GIVEN DATA:

=====

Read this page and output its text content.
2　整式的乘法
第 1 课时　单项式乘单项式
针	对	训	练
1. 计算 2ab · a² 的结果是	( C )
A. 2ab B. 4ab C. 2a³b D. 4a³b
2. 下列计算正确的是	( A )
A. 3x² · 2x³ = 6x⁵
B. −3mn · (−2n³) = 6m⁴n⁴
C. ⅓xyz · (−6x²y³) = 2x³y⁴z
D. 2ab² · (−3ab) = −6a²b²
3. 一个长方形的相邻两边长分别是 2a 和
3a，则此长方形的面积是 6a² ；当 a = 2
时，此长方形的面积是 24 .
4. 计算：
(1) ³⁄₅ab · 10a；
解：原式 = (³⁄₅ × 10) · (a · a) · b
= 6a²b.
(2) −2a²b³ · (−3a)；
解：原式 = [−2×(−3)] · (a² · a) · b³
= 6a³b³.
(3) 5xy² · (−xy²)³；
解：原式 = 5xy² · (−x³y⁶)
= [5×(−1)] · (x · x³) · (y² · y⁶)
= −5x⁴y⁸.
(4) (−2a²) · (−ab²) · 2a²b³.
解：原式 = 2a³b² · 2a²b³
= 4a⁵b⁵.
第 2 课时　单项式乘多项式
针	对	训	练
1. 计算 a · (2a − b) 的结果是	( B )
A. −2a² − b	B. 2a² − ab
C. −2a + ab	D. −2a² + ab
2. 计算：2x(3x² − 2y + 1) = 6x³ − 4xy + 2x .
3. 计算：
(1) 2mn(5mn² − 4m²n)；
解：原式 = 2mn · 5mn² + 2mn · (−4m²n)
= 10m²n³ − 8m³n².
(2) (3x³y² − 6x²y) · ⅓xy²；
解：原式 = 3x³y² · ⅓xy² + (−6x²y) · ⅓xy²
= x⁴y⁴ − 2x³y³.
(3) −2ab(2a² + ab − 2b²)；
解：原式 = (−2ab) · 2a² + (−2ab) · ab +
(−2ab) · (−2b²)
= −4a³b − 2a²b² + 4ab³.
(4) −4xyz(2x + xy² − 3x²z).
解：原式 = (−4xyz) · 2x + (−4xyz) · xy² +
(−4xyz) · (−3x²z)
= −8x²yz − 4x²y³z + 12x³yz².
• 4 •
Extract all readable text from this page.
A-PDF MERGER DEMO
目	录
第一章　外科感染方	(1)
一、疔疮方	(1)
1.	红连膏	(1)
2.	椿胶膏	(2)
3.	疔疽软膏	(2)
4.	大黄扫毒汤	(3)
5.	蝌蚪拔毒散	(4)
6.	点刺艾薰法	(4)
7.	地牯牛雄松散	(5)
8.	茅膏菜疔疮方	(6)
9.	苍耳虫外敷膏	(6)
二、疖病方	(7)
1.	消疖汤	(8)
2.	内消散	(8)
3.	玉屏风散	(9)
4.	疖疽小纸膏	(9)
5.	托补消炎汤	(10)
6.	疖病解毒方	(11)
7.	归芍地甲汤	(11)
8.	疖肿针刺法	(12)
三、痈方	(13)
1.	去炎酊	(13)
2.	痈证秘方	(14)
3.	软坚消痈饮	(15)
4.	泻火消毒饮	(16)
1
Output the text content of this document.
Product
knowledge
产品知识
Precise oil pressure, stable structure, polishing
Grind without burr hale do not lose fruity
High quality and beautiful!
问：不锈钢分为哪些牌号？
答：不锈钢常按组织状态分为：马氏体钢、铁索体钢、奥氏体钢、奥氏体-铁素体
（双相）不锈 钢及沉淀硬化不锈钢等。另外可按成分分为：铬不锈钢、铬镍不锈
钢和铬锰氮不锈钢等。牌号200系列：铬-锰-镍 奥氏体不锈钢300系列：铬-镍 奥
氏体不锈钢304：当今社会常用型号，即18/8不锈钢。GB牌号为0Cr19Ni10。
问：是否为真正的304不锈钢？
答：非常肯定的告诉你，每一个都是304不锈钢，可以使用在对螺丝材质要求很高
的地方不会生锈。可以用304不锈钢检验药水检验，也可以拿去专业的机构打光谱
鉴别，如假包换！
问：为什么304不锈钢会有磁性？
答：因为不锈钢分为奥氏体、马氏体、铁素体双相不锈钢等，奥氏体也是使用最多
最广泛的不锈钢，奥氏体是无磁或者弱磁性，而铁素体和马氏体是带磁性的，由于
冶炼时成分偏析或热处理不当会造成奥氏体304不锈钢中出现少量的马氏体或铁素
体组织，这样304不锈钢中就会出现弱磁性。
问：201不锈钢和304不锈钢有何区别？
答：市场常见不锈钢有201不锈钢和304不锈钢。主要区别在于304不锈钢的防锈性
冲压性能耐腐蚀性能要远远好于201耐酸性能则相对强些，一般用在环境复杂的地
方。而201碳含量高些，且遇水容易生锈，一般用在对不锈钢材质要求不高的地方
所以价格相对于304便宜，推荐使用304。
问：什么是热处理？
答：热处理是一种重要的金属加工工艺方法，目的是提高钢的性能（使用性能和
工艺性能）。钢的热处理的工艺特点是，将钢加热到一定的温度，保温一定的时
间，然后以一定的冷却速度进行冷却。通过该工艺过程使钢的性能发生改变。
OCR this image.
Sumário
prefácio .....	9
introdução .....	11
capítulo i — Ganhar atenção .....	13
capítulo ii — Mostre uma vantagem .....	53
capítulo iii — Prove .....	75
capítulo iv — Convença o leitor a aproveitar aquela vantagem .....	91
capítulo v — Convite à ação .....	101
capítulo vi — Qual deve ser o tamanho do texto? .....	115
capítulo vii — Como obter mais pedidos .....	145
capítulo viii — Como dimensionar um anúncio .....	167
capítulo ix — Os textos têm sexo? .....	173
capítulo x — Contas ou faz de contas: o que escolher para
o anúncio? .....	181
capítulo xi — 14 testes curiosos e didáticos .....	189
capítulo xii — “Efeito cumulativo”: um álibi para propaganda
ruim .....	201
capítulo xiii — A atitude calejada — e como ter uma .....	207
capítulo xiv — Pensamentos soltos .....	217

=====

INSTRUCTION: Note how many lines in the listing above hold the string "para", then give only that figure.

SOLUTION FOR THIS TASK: 2